- **Request**: Give the records back in full, exactly as they read.

- **Provided records**:

# # #

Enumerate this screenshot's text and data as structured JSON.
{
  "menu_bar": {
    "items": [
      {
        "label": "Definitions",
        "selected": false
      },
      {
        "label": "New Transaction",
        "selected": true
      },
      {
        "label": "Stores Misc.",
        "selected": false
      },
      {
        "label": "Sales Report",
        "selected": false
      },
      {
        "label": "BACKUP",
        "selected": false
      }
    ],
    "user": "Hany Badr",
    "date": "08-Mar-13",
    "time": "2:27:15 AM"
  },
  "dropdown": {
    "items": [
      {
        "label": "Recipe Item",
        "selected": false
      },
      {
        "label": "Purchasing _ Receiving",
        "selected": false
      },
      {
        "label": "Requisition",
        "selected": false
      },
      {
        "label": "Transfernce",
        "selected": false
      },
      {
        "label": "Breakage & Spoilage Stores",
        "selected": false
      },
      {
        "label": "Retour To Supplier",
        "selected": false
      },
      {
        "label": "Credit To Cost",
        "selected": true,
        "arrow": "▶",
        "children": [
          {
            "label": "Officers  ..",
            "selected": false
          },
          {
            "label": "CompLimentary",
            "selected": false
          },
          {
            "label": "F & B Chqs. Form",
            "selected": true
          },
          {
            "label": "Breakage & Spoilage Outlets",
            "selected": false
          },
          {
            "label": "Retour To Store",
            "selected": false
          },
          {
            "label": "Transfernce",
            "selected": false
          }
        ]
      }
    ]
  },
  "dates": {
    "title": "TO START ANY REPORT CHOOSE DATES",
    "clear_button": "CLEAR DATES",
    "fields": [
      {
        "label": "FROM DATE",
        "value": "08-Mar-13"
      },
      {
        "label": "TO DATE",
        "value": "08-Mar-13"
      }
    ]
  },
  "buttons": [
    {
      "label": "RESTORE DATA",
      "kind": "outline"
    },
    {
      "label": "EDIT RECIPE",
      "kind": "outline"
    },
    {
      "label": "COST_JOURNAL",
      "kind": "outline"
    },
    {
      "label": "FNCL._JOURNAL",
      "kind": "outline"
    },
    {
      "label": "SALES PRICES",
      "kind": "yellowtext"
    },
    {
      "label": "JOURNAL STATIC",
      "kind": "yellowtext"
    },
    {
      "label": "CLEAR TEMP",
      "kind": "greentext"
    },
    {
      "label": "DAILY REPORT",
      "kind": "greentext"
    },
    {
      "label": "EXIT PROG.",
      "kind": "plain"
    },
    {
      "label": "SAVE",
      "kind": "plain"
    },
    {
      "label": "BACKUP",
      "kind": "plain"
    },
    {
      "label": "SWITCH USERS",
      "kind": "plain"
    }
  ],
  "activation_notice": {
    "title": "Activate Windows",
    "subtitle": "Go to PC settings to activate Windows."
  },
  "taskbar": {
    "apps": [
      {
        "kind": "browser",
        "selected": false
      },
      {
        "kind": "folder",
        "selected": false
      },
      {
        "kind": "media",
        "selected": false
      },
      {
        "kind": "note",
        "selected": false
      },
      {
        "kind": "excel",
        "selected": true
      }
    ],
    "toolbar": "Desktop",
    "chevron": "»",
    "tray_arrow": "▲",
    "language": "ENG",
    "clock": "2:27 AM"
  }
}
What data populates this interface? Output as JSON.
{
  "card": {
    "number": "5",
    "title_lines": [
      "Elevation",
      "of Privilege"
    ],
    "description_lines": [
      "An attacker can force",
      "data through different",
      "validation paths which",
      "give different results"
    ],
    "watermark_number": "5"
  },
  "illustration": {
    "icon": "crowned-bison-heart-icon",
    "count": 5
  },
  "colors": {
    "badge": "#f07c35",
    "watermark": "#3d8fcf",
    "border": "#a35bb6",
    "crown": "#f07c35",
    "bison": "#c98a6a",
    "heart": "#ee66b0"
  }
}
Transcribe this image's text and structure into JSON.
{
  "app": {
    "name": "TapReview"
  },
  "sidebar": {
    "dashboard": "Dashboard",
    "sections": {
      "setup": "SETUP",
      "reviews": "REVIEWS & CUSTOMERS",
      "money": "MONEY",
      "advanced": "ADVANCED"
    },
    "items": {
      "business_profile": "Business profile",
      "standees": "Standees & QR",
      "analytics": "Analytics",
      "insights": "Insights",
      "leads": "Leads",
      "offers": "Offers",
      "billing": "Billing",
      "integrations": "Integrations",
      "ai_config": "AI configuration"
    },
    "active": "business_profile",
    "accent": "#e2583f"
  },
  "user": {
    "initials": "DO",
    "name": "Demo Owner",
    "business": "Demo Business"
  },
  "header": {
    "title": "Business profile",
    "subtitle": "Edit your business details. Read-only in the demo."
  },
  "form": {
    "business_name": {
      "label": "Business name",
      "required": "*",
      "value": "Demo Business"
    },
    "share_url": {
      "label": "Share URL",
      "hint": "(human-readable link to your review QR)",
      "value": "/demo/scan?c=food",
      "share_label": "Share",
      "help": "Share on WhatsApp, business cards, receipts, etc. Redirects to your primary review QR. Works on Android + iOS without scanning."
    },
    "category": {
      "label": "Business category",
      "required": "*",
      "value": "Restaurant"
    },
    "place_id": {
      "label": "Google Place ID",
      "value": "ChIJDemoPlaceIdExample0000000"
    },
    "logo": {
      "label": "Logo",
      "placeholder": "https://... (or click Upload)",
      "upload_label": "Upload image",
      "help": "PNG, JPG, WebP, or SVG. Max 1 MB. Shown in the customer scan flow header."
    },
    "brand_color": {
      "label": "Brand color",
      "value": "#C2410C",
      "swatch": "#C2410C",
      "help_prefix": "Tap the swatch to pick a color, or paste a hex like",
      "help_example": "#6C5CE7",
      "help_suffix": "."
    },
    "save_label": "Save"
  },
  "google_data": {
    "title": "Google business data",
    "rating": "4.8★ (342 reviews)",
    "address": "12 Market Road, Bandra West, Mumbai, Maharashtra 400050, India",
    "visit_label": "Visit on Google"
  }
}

# # #

- **Answer for the task**:
Enumerate this screenshot's text and data as structured JSON.
{
  "menu_bar": {
    "items": [
      {
        "label": "Definitions",
        "selected": false
      },
      {
        "label": "New Transaction",
        "selected": true
      },
      {
        "label": "Stores Misc.",
        "selected": false
      },
      {
        "label": "Sales Report",
        "selected": false
      },
      {
        "label": "BACKUP",
        "selected": false
      }
    ],
    "user": "Hany Badr",
    "date": "08-Mar-13",
    "time": "2:27:15 AM"
  },
  "dropdown": {
    "items": [
      {
        "label": "Recipe Item",
        "selected": false
      },
      {
        "label": "Purchasing _ Receiving",
        "selected": false
      },
      {
        "label": "Requisition",
        "selected": false
      },
      {
        "label": "Transfernce",
        "selected": false
      },
      {
        "label": "Breakage & Spoilage Stores",
        "selected": false
      },
      {
        "label": "Retour To Supplier",
        "selected": false
      },
      {
        "label": "Credit To Cost",
        "selected": true,
        "arrow": "▶",
        "children": [
          {
            "label": "Officers  ..",
            "selected": false
          },
          {
            "label": "CompLimentary",
            "selected": false
          },
          {
            "label": "F & B Chqs. Form",
            "selected": true
          },
          {
            "label": "Breakage & Spoilage Outlets",
            "selected": false
          },
          {
            "label": "Retour To Store",
            "selected": false
          },
          {
            "label": "Transfernce",
            "selected": false
          }
        ]
      }
    ]
  },
  "dates": {
    "title": "TO START ANY REPORT CHOOSE DATES",
    "clear_button": "CLEAR DATES",
    "fields": [
      {
        "label": "FROM DATE",
        "value": "08-Mar-13"
      },
      {
        "label": "TO DATE",
        "value": "08-Mar-13"
      }
    ]
  },
  "buttons": [
    {
      "label": "RESTORE DATA",
      "kind": "outline"
    },
    {
      "label": "EDIT RECIPE",
      "kind": "outline"
    },
    {
      "label": "COST_JOURNAL",
      "kind": "outline"
    },
    {
      "label": "FNCL._JOURNAL",
      "kind": "outline"
    },
    {
      "label": "SALES PRICES",
      "kind": "yellowtext"
    },
    {
      "label": "JOURNAL STATIC",
      "kind": "yellowtext"
    },
    {
      "label": "CLEAR TEMP",
      "kind": "greentext"
    },
    {
      "label": "DAILY REPORT",
      "kind": "greentext"
    },
    {
      "label": "EXIT PROG.",
      "kind": "plain"
    },
    {
      "label": "SAVE",
      "kind": "plain"
    },
    {
      "label": "BACKUP",
      "kind": "plain"
    },
    {
      "label": "SWITCH USERS",
      "kind": "plain"
    }
  ],
  "activation_notice": {
    "title": "Activate Windows",
    "subtitle": "Go to PC settings to activate Windows."
  },
  "taskbar": {
    "apps": [
      {
        "kind": "browser",
        "selected": false
      },
      {
        "kind": "folder",
        "selected": false
      },
      {
        "kind": "media",
        "selected": false
      },
      {
        "kind": "note",
        "selected": false
      },
      {
        "kind": "excel",
        "selected": true
      }
    ],
    "toolbar": "Desktop",
    "chevron": "»",
    "tray_arrow": "▲",
    "language": "ENG",
    "clock": "2:27 AM"
  }
}
What data populates this interface? Output as JSON.
{
  "card": {
    "number": "5",
    "title_lines": [
      "Elevation",
      "of Privilege"
    ],
    "description_lines": [
      "An attacker can force",
      "data through different",
      "validation paths which",
      "give different results"
    ],
    "watermark_number": "5"
  },
  "illustration": {
    "icon": "crowned-bison-heart-icon",
    "count": 5
  },
  "colors": {
    "badge": "#f07c35",
    "watermark": "#3d8fcf",
    "border": "#a35bb6",
    "crown": "#f07c35",
    "bison": "#c98a6a",
    "heart": "#ee66b0"
  }
}
Transcribe this image's text and structure into JSON.
{
  "app": {
    "name": "TapReview"
  },
  "sidebar": {
    "dashboard": "Dashboard",
    "sections": {
      "setup": "SETUP",
      "reviews": "REVIEWS & CUSTOMERS",
      "money": "MONEY",
      "advanced": "ADVANCED"
    },
    "items": {
      "business_profile": "Business profile",
      "standees": "Standees & QR",
      "analytics": "Analytics",
      "insights": "Insights",
      "leads": "Leads",
      "offers": "Offers",
      "billing": "Billing",
      "integrations": "Integrations",
      "ai_config": "AI configuration"
    },
    "active": "business_profile",
    "accent": "#e2583f"
  },
  "user": {
    "initials": "DO",
    "name": "Demo Owner",
    "business": "Demo Business"
  },
  "header": {
    "title": "Business profile",
    "subtitle": "Edit your business details. Read-only in the demo."
  },
  "form": {
    "business_name": {
      "label": "Business name",
      "required": "*",
      "value": "Demo Business"
    },
    "share_url": {
      "label": "Share URL",
      "hint": "(human-readable link to your review QR)",
      "value": "/demo/scan?c=food",
      "share_label": "Share",
      "help": "Share on WhatsApp, business cards, receipts, etc. Redirects to your primary review QR. Works on Android + iOS without scanning."
    },
    "category": {
      "label": "Business category",
      "required": "*",
      "value": "Restaurant"
    },
    "place_id": {
      "label": "Google Place ID",
      "value": "ChIJDemoPlaceIdExample0000000"
    },
    "logo": {
      "label": "Logo",
      "placeholder": "https://... (or click Upload)",
      "upload_label": "Upload image",
      "help": "PNG, JPG, WebP, or SVG. Max 1 MB. Shown in the customer scan flow header."
    },
    "brand_color": {
      "label": "Brand color",
      "value": "#C2410C",
      "swatch": "#C2410C",
      "help_prefix": "Tap the swatch to pick a color, or paste a hex like",
      "help_example": "#6C5CE7",
      "help_suffix": "."
    },
    "save_label": "Save"
  },
  "google_data": {
    "title": "Google business data",
    "rating": "4.8★ (342 reviews)",
    "address": "12 Market Road, Bandra West, Mumbai, Maharashtra 400050, India",
    "visit_label": "Visit on Google"
  }
}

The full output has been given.